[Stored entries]
* * * * * * *
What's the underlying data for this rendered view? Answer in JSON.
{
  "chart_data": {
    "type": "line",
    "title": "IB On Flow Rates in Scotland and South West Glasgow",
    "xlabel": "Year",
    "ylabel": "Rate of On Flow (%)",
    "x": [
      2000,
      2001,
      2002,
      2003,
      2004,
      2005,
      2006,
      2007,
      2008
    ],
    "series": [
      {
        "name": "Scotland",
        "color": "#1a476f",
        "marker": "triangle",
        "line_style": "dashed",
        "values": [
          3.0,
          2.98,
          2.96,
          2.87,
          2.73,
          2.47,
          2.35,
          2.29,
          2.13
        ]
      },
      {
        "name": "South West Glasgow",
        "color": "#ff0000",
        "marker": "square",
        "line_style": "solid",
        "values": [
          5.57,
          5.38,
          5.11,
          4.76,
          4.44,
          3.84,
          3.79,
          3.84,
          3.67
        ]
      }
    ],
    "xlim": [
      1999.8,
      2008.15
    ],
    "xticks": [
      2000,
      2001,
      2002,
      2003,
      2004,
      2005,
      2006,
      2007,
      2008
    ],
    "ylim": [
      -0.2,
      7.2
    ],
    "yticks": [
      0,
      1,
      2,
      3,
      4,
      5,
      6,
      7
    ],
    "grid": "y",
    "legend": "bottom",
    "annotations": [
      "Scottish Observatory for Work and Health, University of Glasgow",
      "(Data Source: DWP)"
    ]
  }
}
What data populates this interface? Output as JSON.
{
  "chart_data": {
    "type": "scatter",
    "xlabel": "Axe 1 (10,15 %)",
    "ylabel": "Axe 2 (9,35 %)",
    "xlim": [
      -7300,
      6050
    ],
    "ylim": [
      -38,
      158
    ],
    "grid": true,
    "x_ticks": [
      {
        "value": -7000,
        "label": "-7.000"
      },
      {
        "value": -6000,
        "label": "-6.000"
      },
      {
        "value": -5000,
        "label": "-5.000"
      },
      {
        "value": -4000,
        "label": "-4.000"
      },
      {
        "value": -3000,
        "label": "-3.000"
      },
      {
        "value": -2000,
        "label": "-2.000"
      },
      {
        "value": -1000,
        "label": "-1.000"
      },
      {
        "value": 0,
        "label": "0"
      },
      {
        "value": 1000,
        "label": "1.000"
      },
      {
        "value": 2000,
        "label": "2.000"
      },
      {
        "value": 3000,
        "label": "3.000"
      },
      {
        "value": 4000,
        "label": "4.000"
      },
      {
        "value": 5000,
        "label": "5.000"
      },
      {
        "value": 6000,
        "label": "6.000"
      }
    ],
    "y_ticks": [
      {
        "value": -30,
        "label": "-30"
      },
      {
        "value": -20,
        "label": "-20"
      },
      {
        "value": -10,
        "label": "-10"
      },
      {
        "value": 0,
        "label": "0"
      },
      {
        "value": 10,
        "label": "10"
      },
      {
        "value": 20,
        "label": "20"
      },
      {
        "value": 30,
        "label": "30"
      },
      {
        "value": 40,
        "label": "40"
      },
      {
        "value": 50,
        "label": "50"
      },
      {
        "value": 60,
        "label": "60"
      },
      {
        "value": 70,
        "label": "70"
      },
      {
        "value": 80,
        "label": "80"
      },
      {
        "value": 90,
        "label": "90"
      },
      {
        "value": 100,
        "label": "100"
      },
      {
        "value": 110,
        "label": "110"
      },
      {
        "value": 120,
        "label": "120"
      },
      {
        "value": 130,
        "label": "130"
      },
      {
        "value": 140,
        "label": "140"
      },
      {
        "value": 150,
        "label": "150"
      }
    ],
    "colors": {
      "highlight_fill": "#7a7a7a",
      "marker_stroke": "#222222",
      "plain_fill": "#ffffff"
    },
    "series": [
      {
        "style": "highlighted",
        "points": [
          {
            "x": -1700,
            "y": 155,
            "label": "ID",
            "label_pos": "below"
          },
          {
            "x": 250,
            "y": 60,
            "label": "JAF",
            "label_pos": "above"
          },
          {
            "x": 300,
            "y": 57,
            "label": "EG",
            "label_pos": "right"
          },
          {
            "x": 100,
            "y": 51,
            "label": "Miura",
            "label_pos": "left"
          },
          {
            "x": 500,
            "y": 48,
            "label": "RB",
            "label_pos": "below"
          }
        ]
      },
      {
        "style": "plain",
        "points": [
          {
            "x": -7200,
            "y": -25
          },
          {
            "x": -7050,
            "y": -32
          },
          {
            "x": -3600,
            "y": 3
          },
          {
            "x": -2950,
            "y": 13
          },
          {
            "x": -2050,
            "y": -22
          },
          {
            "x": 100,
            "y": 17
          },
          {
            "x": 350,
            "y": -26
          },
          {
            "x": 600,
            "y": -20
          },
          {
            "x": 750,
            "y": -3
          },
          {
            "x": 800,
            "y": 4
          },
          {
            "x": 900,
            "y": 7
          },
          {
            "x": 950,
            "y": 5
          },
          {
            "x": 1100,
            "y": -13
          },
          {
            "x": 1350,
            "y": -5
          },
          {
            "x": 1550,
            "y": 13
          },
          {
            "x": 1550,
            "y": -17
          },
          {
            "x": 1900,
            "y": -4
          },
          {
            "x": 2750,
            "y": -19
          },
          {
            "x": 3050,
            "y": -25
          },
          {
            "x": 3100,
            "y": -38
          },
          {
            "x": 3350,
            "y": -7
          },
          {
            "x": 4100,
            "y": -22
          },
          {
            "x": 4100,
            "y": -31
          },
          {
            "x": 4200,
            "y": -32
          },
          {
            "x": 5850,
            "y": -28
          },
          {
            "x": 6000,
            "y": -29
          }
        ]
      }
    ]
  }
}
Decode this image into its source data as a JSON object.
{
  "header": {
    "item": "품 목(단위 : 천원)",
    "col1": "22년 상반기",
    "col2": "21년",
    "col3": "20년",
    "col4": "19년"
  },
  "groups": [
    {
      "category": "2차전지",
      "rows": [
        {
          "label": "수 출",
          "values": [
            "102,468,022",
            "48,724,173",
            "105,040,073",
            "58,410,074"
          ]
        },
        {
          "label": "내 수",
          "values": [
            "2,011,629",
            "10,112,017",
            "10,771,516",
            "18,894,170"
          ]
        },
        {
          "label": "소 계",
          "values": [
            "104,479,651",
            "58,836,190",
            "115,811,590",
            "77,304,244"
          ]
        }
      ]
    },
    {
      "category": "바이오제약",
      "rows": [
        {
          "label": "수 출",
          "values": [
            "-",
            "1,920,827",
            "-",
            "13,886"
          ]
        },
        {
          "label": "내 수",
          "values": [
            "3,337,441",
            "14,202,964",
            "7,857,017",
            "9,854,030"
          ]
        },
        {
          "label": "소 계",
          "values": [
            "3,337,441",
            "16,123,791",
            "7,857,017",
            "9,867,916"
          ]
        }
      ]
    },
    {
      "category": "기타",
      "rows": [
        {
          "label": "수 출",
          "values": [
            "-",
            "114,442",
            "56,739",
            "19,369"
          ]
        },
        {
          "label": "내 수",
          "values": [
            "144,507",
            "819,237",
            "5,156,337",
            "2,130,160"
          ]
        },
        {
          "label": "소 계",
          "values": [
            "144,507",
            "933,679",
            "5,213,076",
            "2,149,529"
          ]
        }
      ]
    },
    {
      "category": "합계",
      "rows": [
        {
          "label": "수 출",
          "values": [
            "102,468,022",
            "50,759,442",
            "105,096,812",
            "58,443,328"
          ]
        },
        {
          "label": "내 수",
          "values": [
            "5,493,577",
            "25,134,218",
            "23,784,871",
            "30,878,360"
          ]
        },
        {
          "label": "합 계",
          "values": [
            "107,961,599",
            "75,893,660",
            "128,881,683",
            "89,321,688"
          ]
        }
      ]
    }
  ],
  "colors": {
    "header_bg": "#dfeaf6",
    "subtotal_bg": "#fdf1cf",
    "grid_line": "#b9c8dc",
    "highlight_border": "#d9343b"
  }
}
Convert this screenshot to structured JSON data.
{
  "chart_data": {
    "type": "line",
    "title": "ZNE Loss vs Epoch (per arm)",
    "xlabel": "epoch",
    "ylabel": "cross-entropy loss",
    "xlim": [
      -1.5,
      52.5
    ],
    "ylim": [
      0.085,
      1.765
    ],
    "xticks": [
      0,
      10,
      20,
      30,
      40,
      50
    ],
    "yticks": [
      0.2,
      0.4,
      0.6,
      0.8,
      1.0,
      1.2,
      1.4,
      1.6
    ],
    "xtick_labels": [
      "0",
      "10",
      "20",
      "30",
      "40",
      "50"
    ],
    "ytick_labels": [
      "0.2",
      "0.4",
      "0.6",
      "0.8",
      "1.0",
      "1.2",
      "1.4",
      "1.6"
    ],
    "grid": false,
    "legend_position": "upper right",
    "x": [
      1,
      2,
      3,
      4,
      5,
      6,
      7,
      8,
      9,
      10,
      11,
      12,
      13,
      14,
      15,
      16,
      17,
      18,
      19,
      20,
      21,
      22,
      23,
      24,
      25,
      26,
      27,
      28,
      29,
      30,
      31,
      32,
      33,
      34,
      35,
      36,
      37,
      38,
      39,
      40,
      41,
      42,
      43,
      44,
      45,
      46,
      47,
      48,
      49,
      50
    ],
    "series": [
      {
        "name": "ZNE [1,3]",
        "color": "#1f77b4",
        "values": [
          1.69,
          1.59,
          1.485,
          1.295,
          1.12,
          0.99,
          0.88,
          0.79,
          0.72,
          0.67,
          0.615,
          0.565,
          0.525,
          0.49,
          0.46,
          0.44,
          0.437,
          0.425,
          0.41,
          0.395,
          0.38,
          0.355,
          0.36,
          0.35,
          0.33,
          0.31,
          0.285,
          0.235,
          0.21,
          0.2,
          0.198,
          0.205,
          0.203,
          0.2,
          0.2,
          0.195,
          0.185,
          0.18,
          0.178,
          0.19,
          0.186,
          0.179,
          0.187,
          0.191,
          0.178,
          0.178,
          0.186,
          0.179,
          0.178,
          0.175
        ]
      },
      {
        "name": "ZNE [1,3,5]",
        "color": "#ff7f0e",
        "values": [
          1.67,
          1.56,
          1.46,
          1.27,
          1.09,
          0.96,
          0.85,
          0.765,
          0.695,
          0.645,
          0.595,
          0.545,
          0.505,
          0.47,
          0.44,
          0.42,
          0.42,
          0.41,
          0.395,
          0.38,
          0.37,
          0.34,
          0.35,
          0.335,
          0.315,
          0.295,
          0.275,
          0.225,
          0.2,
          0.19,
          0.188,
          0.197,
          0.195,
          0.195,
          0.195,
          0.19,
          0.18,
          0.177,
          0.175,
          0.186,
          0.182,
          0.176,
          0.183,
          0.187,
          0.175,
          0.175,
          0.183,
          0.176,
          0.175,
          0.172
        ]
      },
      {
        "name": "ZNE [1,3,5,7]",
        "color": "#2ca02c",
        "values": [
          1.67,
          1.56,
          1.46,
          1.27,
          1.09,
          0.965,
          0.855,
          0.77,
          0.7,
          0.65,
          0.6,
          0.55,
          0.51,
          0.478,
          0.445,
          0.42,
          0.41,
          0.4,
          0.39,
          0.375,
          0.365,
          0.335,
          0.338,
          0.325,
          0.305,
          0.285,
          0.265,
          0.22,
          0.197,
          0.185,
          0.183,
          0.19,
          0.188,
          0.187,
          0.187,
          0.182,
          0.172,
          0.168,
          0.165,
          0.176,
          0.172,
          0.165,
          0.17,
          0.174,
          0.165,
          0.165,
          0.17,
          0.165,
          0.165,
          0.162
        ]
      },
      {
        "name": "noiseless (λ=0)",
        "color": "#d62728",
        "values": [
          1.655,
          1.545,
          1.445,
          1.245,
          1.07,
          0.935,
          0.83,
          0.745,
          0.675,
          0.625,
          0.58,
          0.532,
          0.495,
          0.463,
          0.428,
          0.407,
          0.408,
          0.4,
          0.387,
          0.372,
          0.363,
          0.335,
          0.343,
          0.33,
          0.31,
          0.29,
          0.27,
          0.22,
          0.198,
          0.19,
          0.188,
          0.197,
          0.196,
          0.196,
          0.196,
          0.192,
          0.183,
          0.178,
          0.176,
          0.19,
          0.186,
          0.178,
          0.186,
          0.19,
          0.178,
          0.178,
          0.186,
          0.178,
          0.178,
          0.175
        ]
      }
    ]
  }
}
* * * * * * *
EXERCISE DIRECTIONS>
In the listing, find each line with the string "Scotland" and copy it.

EXERCISE ANSWER>
    "title": "IB On Flow Rates in Scotland and South West Glasgow",
        "name": "Scotland",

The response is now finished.